Entries shown =
——

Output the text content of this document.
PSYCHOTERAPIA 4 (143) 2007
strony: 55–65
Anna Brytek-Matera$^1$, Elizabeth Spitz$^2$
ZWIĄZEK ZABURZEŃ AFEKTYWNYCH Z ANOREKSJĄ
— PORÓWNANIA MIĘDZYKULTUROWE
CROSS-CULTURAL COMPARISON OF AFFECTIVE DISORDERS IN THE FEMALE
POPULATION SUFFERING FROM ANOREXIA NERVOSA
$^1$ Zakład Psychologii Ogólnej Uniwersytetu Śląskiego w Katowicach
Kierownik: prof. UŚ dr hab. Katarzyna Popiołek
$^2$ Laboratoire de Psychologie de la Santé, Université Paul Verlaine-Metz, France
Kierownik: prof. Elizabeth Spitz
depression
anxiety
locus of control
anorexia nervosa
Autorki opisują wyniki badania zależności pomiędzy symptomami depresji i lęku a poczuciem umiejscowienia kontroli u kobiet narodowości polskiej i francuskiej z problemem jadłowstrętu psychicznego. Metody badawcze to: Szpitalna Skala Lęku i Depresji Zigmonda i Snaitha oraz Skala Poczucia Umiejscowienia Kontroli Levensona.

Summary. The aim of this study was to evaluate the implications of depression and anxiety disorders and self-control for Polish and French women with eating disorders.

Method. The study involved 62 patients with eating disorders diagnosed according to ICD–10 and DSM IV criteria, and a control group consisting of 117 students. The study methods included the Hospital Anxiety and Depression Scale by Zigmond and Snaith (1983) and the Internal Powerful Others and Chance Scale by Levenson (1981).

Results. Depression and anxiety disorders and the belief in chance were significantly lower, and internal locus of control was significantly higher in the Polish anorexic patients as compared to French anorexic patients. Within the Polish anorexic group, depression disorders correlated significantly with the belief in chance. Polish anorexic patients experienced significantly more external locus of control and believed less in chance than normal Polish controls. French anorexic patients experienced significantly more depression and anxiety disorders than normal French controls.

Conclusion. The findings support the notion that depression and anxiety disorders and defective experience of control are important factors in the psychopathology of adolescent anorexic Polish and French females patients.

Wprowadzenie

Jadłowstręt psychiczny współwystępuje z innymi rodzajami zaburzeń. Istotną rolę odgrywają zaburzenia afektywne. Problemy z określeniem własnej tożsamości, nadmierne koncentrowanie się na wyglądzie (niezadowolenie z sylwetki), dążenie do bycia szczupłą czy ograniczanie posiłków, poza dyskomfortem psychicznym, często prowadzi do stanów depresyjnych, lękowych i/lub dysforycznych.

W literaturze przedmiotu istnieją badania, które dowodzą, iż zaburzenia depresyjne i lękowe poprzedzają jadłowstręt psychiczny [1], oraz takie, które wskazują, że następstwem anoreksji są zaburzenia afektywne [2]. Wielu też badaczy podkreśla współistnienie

——

What you need to do = If a line above holds the word "locus", copy it.

Expected answer =
locus of control
Results. Depression and anxiety disorders and the belief in chance were significantly lower, and internal locus of control was significantly higher in the Polish anorexic patients as compared to French anorexic patients. Within the Polish anorexic group, depression disorders correlated significantly with the belief in chance. Polish anorexic patients experienced significantly more external locus of control and believed less in chance than normal Polish controls. French anorexic patients experienced significantly more depression and anxiety disorders than normal French controls.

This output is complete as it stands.